- **Saved data entries**
──────────

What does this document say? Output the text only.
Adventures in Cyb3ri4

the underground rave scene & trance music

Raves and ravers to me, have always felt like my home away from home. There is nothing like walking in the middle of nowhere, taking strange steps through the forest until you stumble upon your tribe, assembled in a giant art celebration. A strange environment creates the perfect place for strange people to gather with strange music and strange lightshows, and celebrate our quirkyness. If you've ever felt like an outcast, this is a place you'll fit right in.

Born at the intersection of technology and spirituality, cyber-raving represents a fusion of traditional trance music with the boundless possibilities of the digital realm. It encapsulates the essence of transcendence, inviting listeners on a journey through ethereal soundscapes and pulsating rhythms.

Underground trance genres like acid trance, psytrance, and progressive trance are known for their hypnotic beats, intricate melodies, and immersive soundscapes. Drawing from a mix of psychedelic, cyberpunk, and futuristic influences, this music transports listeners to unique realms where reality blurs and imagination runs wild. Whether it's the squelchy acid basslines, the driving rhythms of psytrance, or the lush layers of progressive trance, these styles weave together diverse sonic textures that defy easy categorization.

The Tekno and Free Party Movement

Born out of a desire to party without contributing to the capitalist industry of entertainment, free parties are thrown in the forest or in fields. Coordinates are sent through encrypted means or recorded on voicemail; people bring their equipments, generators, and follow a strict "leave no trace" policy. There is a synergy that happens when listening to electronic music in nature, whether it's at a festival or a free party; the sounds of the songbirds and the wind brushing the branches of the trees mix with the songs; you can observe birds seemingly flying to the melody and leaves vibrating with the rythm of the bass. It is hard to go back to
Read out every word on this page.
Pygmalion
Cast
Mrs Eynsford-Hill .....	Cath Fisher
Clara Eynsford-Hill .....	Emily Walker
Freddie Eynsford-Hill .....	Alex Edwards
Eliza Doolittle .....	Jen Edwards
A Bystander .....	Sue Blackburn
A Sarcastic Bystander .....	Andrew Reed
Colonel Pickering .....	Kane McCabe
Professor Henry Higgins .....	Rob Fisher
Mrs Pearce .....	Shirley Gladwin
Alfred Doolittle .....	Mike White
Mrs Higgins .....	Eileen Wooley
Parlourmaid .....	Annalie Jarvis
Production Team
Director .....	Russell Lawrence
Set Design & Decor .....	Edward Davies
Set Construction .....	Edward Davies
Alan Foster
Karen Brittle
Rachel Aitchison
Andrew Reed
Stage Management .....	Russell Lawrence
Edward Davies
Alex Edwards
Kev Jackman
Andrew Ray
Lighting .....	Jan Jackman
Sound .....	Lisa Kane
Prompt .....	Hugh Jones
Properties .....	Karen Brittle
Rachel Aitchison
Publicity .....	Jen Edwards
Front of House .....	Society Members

──────────

- **Short exercise**
Write out every entry word for word.

- **Solved exercise**
What does this document say? Output the text only.
Adventures in Cyb3ri4

the underground rave scene & trance music

Raves and ravers to me, have always felt like my home away from home. There is nothing like walking in the middle of nowhere, taking strange steps through the forest until you stumble upon your tribe, assembled in a giant art celebration. A strange environment creates the perfect place for strange people to gather with strange music and strange lightshows, and celebrate our quirkyness. If you've ever felt like an outcast, this is a place you'll fit right in.

Born at the intersection of technology and spirituality, cyber-raving represents a fusion of traditional trance music with the boundless possibilities of the digital realm. It encapsulates the essence of transcendence, inviting listeners on a journey through ethereal soundscapes and pulsating rhythms.

Underground trance genres like acid trance, psytrance, and progressive trance are known for their hypnotic beats, intricate melodies, and immersive soundscapes. Drawing from a mix of psychedelic, cyberpunk, and futuristic influences, this music transports listeners to unique realms where reality blurs and imagination runs wild. Whether it's the squelchy acid basslines, the driving rhythms of psytrance, or the lush layers of progressive trance, these styles weave together diverse sonic textures that defy easy categorization.

The Tekno and Free Party Movement

Born out of a desire to party without contributing to the capitalist industry of entertainment, free parties are thrown in the forest or in fields. Coordinates are sent through encrypted means or recorded on voicemail; people bring their equipments, generators, and follow a strict "leave no trace" policy. There is a synergy that happens when listening to electronic music in nature, whether it's at a festival or a free party; the sounds of the songbirds and the wind brushing the branches of the trees mix with the songs; you can observe birds seemingly flying to the melody and leaves vibrating with the rythm of the bass. It is hard to go back to
Read out every word on this page.
Pygmalion
Cast
Mrs Eynsford-Hill .....	Cath Fisher
Clara Eynsford-Hill .....	Emily Walker
Freddie Eynsford-Hill .....	Alex Edwards
Eliza Doolittle .....	Jen Edwards
A Bystander .....	Sue Blackburn
A Sarcastic Bystander .....	Andrew Reed
Colonel Pickering .....	Kane McCabe
Professor Henry Higgins .....	Rob Fisher
Mrs Pearce .....	Shirley Gladwin
Alfred Doolittle .....	Mike White
Mrs Higgins .....	Eileen Wooley
Parlourmaid .....	Annalie Jarvis
Production Team
Director .....	Russell Lawrence
Set Design & Decor .....	Edward Davies
Set Construction .....	Edward Davies
Alan Foster
Karen Brittle
Rachel Aitchison
Andrew Reed
Stage Management .....	Russell Lawrence
Edward Davies
Alex Edwards
Kev Jackman
Andrew Ray
Lighting .....	Jan Jackman
Sound .....	Lisa Kane
Prompt .....	Hugh Jones
Properties .....	Karen Brittle
Rachel Aitchison
Publicity .....	Jen Edwards
Front of House .....	Society Members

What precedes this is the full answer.